◆ **Problem description**: List each line in which the string "иными" appears.

━━━━━━━━

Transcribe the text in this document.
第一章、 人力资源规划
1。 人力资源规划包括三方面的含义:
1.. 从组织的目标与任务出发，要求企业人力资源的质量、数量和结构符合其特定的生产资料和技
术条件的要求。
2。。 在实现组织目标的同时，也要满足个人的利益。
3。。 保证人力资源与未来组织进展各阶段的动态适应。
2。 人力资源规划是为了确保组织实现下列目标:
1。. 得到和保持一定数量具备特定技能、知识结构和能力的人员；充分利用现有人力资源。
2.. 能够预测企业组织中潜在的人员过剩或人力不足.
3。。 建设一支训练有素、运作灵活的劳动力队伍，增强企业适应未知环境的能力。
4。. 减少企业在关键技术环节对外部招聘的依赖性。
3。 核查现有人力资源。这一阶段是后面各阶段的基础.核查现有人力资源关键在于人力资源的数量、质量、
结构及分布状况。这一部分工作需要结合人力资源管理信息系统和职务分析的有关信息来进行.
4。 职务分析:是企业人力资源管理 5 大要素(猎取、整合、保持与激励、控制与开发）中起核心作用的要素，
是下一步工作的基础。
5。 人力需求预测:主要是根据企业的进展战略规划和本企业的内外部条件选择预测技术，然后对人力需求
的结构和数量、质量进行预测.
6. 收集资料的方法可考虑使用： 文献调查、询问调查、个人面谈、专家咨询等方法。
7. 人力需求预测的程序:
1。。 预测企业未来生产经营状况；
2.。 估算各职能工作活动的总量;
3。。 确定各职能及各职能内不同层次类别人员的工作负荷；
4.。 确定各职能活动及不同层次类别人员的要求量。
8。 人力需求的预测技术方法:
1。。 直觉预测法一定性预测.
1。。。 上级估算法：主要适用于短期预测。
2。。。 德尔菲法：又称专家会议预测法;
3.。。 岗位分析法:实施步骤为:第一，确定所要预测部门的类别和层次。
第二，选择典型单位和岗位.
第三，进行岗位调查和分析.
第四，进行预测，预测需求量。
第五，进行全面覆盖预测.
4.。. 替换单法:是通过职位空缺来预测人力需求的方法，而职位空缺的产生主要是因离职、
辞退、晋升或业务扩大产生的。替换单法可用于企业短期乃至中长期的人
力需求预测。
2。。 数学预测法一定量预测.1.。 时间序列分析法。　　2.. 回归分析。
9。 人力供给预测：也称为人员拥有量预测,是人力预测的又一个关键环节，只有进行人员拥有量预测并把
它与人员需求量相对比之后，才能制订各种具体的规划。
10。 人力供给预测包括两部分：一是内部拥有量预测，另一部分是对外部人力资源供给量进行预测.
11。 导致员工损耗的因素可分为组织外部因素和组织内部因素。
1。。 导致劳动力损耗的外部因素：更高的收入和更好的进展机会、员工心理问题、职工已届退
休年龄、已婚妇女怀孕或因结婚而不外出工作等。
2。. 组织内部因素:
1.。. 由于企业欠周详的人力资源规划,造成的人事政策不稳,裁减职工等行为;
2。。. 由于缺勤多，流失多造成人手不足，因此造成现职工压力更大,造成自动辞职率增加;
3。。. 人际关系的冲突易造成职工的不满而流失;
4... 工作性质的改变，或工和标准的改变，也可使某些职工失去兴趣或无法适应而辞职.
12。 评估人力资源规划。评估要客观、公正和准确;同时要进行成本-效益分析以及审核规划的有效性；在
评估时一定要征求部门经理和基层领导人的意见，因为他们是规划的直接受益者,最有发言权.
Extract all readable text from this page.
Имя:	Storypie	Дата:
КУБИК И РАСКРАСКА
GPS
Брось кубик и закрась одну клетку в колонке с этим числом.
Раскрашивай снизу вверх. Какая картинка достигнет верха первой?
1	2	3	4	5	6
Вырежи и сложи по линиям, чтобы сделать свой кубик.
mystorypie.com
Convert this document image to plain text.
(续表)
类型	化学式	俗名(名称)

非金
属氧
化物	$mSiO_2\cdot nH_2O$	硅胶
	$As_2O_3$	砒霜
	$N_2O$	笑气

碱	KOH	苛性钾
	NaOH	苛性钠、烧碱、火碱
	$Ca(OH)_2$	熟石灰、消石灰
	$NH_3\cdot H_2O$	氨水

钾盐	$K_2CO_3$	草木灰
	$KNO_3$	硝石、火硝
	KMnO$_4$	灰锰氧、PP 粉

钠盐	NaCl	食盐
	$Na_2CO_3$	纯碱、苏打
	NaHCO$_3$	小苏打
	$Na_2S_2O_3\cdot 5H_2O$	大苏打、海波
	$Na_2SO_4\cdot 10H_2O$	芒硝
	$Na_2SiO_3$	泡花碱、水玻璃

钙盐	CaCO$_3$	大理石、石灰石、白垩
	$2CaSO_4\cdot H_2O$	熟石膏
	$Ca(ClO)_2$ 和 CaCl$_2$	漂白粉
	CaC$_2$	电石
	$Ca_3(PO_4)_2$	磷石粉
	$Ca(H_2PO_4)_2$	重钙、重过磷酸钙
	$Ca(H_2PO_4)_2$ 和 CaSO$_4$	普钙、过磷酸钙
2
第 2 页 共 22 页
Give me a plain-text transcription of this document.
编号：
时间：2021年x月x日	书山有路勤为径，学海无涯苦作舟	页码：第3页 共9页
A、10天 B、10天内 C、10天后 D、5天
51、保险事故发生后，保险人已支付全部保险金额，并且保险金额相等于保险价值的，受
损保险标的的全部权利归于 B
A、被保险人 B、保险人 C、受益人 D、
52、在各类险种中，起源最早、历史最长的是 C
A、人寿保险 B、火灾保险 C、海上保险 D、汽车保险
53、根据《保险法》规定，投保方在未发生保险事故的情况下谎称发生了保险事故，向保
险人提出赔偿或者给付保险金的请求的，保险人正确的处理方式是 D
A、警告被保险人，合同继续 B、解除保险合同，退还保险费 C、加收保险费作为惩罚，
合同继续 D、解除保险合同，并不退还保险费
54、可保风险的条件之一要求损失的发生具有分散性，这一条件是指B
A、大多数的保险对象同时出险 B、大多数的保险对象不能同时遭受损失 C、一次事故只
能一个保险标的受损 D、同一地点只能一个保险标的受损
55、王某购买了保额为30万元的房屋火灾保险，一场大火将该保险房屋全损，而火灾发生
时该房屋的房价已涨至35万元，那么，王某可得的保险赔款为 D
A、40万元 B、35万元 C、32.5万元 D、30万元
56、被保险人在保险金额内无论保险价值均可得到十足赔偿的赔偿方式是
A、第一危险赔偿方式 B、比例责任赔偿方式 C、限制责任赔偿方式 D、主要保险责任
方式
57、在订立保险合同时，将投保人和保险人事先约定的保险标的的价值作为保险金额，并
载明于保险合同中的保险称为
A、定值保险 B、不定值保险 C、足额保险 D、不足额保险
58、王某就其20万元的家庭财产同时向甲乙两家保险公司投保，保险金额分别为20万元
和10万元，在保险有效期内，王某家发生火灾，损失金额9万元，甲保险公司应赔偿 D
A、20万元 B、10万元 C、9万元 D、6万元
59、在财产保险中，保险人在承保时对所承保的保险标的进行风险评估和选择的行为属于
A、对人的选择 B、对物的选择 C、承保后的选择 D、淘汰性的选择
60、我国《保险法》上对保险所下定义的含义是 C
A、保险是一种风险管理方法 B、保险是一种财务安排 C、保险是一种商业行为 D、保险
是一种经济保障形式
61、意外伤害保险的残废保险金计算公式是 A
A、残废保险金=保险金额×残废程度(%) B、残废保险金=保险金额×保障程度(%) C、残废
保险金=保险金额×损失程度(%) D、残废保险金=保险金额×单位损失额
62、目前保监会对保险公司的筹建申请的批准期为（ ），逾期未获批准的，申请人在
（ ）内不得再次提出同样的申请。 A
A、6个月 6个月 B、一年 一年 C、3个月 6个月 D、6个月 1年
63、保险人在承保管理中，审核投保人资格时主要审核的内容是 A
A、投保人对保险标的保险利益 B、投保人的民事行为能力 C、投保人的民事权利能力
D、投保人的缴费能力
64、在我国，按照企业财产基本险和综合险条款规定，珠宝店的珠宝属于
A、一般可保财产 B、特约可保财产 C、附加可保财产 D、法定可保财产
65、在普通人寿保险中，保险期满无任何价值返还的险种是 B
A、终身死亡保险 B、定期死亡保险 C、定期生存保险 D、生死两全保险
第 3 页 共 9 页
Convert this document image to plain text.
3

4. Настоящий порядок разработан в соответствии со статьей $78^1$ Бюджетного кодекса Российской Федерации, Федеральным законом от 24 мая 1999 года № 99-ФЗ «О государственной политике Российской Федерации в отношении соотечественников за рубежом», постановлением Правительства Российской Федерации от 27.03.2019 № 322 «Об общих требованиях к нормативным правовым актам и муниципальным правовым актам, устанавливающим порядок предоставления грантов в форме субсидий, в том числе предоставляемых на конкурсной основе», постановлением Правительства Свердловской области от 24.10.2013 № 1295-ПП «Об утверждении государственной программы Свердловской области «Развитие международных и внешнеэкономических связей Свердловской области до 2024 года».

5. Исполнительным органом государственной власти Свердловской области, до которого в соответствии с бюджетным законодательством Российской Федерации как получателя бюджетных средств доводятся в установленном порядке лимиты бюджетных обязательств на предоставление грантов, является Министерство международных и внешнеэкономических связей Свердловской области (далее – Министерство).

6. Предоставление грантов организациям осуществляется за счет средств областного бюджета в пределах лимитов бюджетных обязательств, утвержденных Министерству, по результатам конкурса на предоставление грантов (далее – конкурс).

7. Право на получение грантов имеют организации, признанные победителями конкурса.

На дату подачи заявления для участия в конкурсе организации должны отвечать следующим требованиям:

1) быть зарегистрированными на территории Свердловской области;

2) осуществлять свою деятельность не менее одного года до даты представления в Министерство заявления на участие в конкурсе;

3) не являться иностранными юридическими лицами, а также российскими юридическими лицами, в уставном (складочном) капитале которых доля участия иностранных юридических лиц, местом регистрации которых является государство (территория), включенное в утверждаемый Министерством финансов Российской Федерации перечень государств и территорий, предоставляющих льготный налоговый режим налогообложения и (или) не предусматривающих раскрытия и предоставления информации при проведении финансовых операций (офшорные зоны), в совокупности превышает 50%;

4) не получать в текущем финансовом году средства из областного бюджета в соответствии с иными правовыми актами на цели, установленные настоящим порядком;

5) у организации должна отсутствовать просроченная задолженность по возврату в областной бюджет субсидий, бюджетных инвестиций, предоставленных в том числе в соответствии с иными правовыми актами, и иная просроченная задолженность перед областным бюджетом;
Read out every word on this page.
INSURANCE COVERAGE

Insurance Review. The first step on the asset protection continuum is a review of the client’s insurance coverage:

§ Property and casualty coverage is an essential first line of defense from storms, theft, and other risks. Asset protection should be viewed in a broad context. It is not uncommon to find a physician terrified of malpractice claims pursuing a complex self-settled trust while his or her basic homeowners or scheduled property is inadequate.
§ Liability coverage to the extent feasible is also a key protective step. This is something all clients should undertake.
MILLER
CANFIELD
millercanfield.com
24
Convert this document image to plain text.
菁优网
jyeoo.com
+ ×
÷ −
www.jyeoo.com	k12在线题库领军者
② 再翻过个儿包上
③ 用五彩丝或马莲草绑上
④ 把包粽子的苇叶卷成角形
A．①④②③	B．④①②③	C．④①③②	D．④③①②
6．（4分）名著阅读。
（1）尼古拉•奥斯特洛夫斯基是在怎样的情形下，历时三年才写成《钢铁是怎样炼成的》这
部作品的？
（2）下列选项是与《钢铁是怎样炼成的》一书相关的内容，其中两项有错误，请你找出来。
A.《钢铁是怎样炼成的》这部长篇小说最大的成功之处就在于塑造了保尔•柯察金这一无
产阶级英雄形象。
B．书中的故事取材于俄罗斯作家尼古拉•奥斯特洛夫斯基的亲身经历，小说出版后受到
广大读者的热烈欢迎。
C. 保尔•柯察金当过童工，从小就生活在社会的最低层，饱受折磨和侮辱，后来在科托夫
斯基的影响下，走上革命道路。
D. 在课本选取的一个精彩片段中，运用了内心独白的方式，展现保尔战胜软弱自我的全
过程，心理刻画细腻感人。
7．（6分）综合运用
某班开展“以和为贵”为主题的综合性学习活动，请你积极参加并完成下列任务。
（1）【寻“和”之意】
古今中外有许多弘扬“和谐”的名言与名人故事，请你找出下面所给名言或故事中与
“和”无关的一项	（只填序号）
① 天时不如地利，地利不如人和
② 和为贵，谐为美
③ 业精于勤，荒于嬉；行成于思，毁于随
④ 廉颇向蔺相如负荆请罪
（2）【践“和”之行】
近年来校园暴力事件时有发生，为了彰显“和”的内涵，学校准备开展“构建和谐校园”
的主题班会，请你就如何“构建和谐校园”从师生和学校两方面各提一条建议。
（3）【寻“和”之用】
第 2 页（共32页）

━━━━━━━━

◆ **Answer to the exercise**:
4) не получать в текущем финансовом году средства из областного бюджета в соответствии с иными правовыми актами на цели, установленные настоящим порядком;
5) у организации должна отсутствовать просроченная задолженность по возврату в областной бюджет субсидий, бюджетных инвестиций, предоставленных в том числе в соответствии с иными правовыми актами, и иная просроченная задолженность перед областным бюджетом;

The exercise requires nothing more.